PROBLEM TO SOLVE:
In the listing below, locate the lines that hold "Central" and copy them.

** start STORED ROWS **

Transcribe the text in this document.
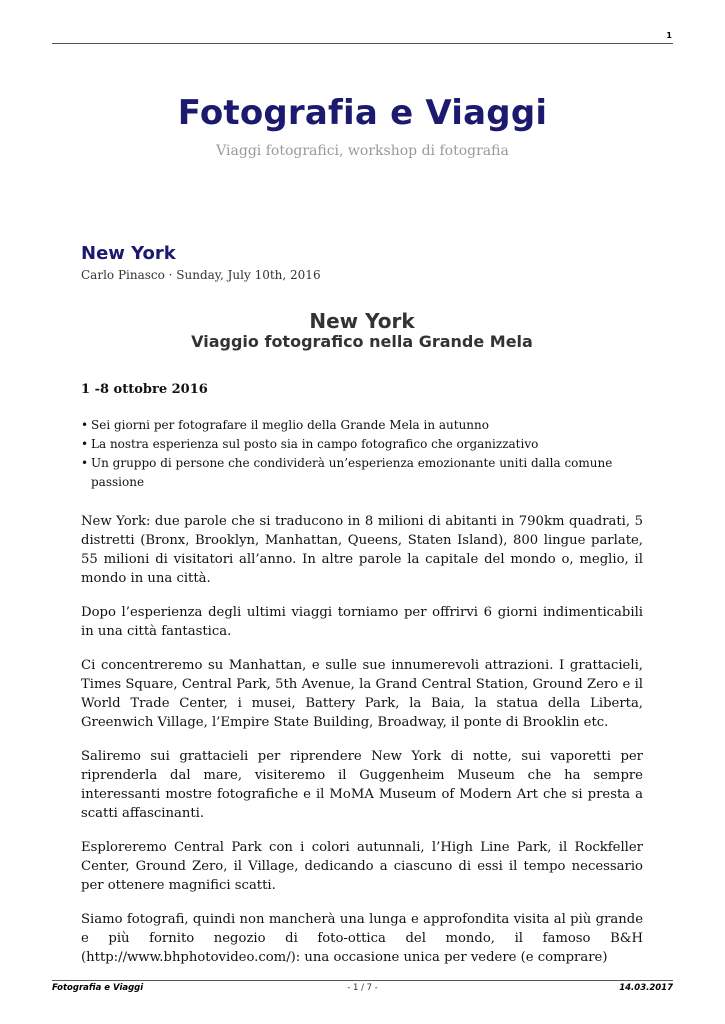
1
Fotografia e Viaggi
Viaggi fotografici, workshop di fotografia
New York
Carlo Pinasco · Sunday, July 10th, 2016
New York
Viaggio fotografico nella Grande Mela

1 -8 ottobre 2016

• Sei giorni per fotografare il meglio della Grande Mela in autunno
• La nostra esperienza sul posto sia in campo fotografico che organizzativo
• Un gruppo di persone che condividerà un’esperienza emozionante uniti dalla comune passione

New York: due parole che si traducono in 8 milioni di abitanti in 790km quadrati, 5 distretti (Bronx, Brooklyn, Manhattan, Queens, Staten Island), 800 lingue parlate, 55 milioni di visitatori all’anno. In altre parole la capitale del mondo o, meglio, il mondo in una città.

Dopo l’esperienza degli ultimi viaggi torniamo per offrirvi 6 giorni indimenticabili in una città fantastica.

Ci concentreremo su Manhattan, e sulle sue innumerevoli attrazioni. I grattacieli, Times Square, Central Park, 5th Avenue, la Grand Central Station, Ground Zero e il World Trade Center, i musei, Battery Park, la Baia, la statua della Liberta, Greenwich Village, l’Empire State Building, Broadway, il ponte di Brooklin etc.

Saliremo sui grattacieli per riprendere New York di notte, sui vaporetti per riprenderla dal mare, visiteremo il Guggenheim Museum che ha sempre interessanti mostre fotografiche e il MoMA Museum of Modern Art che si presta a scatti affascinanti.

Esploreremo Central Park con i colori autunnali, l’High Line Park, il Rockfeller Center, Ground Zero, il Village, dedicando a ciascuno di essi il tempo necessario per ottenere magnifici scatti.

Siamo fotografi, quindi non mancherà una lunga e approfondita visita al più grande e più fornito negozio di foto-ottica del mondo, il famoso B&H (http://www.bhphotovideo.com/): una occasione unica per vedere (e comprare)

Fotografia e Viaggi	- 1 / 7 -	14.03.2017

** end STORED ROWS **

THE RESULT:
Ci concentreremo su Manhattan, e sulle sue innumerevoli attrazioni. I grattacieli, Times Square, Central Park, 5th Avenue, la Grand Central Station, Ground Zero e il World Trade Center, i musei, Battery Park, la Baia, la statua della Liberta, Greenwich Village, l’Empire State Building, Broadway, il ponte di Brooklin etc.
Esploreremo Central Park con i colori autunnali, l’High Line Park, il Rockfeller Center, Ground Zero, il Village, dedicando a ciascuno di essi il tempo necessario per ottenere magnifici scatti.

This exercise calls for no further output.